* Start Supplied material *
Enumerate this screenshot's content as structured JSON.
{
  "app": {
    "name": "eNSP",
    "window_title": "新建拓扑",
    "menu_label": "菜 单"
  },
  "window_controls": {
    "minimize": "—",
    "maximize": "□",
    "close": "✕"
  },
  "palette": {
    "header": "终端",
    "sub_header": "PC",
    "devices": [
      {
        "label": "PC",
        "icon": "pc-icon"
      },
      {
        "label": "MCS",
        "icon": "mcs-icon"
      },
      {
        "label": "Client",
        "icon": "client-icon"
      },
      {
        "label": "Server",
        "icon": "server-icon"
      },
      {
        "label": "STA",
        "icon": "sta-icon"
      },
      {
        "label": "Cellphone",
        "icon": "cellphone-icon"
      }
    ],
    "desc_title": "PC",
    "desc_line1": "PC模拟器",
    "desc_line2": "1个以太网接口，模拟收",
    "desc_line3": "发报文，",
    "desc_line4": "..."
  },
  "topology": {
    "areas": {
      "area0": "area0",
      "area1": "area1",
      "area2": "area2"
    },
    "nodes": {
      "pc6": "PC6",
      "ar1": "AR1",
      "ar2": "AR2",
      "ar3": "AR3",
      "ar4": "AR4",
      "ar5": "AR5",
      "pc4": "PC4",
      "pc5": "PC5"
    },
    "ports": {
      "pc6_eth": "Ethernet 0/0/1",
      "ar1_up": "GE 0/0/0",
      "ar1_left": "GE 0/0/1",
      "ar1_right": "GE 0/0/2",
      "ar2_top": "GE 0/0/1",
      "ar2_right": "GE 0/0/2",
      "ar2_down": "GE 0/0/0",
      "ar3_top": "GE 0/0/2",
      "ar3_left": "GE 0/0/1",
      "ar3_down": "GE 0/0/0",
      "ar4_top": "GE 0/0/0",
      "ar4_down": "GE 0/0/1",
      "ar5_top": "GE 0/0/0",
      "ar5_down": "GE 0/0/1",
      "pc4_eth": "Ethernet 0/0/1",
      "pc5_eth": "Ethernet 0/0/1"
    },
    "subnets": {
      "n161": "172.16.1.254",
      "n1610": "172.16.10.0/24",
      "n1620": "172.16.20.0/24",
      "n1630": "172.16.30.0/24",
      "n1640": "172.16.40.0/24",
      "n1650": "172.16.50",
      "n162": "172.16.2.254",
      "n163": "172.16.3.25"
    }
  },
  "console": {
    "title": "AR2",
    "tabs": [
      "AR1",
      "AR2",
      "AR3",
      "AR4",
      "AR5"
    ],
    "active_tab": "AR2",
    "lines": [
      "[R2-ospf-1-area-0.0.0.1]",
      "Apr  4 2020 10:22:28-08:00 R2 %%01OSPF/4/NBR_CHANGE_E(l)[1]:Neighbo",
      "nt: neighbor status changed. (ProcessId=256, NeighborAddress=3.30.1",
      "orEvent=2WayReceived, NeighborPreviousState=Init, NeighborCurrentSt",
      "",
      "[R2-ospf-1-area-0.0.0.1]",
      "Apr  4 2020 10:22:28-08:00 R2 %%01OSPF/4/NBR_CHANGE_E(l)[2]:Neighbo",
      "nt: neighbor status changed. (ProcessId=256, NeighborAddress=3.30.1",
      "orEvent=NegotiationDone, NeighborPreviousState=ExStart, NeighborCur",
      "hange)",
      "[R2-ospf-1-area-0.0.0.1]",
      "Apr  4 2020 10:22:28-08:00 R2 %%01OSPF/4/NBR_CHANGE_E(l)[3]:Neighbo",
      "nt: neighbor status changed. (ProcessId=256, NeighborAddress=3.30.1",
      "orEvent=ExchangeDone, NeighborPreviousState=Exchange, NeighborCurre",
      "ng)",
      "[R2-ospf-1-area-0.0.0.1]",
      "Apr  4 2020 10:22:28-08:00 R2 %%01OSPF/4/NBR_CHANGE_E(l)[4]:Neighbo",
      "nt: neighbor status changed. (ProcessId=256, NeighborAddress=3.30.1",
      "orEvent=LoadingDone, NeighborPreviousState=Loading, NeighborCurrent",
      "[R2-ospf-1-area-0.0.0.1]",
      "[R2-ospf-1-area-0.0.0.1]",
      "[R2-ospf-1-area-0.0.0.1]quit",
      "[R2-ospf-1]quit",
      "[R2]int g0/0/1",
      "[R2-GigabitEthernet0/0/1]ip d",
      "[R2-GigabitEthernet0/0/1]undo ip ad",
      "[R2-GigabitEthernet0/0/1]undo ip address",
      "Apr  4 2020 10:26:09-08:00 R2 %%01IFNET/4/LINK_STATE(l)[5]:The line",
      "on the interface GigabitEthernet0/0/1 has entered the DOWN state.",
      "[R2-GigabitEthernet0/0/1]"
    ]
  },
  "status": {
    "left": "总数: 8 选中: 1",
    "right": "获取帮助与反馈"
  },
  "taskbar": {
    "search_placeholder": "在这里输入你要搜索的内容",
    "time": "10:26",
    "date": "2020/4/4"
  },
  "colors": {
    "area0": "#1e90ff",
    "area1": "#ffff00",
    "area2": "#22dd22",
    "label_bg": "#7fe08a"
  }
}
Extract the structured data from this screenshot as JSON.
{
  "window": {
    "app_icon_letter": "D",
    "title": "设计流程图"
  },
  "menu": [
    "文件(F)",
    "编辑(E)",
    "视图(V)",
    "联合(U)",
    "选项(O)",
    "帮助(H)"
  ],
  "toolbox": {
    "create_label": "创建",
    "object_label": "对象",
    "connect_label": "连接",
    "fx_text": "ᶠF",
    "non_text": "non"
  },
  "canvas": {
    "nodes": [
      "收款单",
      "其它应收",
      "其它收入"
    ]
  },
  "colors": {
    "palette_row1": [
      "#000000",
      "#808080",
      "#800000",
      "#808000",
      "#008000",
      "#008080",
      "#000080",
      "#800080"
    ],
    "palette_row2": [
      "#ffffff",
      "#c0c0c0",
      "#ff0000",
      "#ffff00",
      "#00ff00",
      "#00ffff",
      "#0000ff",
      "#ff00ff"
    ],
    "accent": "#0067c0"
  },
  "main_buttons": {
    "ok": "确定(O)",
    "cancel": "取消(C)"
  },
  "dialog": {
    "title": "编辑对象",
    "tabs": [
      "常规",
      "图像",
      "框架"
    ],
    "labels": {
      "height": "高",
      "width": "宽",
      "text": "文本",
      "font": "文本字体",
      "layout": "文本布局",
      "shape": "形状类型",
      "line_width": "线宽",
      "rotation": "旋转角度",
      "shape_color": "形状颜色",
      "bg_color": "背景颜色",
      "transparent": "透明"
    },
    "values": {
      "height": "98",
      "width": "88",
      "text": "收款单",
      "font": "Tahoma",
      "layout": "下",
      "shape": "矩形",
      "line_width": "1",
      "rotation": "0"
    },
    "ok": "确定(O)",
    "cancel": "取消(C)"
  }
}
* End Supplied material *
■ **Stated exercise**
Report how many lines of the entries hold the word "structured". Nothing else is needed.

■ **Exercise output**
2